━━━ Records shown

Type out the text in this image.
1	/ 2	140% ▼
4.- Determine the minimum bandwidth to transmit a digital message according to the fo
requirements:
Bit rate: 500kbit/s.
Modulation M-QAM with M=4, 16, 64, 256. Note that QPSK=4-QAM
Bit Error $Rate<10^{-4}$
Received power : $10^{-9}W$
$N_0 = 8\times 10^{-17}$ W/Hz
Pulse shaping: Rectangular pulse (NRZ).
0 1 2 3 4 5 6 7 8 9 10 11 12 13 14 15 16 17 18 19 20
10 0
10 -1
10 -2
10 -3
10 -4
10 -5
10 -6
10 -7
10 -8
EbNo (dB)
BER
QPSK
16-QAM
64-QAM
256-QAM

━━━━━━

• **Given instruction**: Repeat each of the entries above precisely as given.

• **Solved problem**:
Type out the text in this image.
1	/ 2	140% ▼
4.- Determine the minimum bandwidth to transmit a digital message according to the fo
requirements:
Bit rate: 500kbit/s.
Modulation M-QAM with M=4, 16, 64, 256. Note that QPSK=4-QAM
Bit Error $Rate<10^{-4}$
Received power : $10^{-9}W$
$N_0 = 8\times 10^{-17}$ W/Hz
Pulse shaping: Rectangular pulse (NRZ).
0 1 2 3 4 5 6 7 8 9 10 11 12 13 14 15 16 17 18 19 20
10 0
10 -1
10 -2
10 -3
10 -4
10 -5
10 -6
10 -7
10 -8
EbNo (dB)
BER
QPSK
16-QAM
64-QAM
256-QAM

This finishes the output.